### [EXERCISE TASK]
Scan the material for the word "clic", and copy each line where it shows up.

Data entries:
──────
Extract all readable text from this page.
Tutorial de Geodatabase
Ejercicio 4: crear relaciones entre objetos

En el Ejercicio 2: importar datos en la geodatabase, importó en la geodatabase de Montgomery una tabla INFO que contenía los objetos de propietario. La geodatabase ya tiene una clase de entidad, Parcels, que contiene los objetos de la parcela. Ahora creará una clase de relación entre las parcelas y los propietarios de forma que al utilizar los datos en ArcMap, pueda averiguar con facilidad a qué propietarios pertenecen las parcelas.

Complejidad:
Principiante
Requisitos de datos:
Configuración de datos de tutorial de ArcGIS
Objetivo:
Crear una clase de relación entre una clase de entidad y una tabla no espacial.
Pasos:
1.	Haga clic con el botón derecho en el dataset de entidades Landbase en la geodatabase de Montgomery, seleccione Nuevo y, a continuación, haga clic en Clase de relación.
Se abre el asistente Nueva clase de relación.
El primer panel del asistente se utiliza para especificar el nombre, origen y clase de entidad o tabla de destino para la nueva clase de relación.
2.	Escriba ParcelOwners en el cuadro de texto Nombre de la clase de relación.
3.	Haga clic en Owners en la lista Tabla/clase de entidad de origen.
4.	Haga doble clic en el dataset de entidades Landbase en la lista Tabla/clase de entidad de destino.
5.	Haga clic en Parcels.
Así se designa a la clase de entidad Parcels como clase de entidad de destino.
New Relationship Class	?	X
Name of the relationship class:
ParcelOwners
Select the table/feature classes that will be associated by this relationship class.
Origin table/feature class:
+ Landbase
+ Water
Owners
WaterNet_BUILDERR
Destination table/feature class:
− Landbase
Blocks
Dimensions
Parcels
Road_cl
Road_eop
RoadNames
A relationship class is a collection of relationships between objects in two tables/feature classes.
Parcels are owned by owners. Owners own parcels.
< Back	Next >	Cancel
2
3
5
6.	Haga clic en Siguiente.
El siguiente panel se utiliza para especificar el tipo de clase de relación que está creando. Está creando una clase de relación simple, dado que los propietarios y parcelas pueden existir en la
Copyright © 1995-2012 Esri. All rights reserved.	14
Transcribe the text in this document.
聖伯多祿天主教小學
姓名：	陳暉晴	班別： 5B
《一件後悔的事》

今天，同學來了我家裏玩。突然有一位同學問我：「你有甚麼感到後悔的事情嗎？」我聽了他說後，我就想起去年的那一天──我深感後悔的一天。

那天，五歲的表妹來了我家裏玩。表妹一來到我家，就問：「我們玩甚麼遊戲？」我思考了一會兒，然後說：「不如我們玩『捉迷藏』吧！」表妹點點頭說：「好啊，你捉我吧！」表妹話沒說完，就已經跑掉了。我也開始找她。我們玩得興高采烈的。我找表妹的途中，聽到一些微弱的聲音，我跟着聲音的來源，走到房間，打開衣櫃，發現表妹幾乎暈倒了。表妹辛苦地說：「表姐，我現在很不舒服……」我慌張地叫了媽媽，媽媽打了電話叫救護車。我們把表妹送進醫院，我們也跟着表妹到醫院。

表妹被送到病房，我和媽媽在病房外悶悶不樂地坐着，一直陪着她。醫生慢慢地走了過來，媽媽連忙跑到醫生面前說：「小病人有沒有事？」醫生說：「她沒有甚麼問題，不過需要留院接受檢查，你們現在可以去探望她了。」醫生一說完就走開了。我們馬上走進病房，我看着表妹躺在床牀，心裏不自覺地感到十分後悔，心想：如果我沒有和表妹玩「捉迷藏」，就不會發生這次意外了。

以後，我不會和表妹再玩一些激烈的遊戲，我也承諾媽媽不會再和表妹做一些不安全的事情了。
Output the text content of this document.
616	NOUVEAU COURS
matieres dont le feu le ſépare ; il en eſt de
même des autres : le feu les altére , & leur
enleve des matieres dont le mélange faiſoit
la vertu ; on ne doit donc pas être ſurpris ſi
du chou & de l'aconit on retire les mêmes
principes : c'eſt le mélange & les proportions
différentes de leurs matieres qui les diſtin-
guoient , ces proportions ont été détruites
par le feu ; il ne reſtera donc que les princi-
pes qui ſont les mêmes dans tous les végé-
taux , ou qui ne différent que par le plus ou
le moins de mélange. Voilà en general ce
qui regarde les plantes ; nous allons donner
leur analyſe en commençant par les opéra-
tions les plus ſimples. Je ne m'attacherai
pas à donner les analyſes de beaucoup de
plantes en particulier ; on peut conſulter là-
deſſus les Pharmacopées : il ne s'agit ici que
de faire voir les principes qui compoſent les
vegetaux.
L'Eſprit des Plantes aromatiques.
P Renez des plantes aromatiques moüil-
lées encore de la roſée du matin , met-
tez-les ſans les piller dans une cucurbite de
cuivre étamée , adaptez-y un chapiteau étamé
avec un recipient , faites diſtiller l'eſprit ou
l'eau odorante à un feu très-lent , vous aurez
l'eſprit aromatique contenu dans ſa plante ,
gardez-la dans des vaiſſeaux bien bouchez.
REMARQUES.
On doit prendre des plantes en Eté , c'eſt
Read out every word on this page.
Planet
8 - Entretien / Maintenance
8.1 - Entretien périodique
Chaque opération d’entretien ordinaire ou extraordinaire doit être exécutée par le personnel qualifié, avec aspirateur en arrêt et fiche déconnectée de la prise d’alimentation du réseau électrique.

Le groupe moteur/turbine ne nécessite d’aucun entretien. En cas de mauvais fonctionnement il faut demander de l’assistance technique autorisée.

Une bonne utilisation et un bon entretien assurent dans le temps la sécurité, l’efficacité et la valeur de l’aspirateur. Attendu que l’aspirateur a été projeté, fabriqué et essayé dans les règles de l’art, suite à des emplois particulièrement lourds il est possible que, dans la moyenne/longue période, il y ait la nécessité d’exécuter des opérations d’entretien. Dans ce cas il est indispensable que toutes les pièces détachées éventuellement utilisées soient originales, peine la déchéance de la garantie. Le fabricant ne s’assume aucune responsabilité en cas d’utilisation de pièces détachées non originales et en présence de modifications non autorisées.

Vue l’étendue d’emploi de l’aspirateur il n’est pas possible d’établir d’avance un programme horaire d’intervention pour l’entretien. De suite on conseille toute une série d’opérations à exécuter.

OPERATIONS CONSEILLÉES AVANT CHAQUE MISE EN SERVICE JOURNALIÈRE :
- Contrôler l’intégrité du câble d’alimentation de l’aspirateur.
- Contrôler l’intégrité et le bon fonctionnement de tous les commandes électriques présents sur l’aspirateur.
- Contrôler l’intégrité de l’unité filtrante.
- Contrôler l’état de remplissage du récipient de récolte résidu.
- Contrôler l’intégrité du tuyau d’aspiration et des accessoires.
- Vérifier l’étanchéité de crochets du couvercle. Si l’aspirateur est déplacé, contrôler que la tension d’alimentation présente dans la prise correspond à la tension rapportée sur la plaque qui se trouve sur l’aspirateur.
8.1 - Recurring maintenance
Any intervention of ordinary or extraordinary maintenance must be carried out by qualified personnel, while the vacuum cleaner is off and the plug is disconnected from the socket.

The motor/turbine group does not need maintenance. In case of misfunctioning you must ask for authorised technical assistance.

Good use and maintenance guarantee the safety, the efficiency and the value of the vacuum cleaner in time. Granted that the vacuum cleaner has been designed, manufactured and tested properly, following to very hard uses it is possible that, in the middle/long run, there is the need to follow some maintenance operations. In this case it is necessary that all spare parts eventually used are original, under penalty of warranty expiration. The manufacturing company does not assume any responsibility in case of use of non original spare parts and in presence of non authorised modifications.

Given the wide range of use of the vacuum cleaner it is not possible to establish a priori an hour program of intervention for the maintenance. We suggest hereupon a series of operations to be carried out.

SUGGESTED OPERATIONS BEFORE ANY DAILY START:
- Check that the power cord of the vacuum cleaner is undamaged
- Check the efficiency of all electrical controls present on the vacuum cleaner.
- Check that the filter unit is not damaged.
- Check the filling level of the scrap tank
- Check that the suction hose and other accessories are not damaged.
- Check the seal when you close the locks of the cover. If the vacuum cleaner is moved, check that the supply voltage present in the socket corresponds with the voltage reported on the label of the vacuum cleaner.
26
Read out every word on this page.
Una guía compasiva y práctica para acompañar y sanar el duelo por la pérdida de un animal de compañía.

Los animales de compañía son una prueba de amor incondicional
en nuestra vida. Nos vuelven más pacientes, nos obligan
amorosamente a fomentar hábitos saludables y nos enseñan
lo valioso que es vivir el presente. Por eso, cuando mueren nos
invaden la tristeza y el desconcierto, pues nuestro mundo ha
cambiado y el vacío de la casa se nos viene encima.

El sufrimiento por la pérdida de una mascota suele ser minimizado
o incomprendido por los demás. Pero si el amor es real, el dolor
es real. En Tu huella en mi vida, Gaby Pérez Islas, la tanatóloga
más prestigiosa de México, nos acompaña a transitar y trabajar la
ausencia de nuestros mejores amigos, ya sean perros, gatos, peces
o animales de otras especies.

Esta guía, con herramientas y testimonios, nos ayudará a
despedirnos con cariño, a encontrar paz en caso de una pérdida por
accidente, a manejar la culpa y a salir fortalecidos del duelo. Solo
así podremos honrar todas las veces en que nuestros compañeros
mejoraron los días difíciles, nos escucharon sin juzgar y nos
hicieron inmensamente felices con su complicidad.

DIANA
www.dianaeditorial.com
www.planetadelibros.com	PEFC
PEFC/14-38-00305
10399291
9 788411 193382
──────
### [FULL RESPONSE]
1.	Haga clic con el botón derecho en el dataset de entidades Landbase en la geodatabase de Montgomery, seleccione Nuevo y, a continuación, haga clic en Clase de relación.
3.	Haga clic en Owners en la lista Tabla/clase de entidad de origen.
4.	Haga doble clic en el dataset de entidades Landbase en la lista Tabla/clase de entidad de destino.
5.	Haga clic en Parcels.
6.	Haga clic en Siguiente.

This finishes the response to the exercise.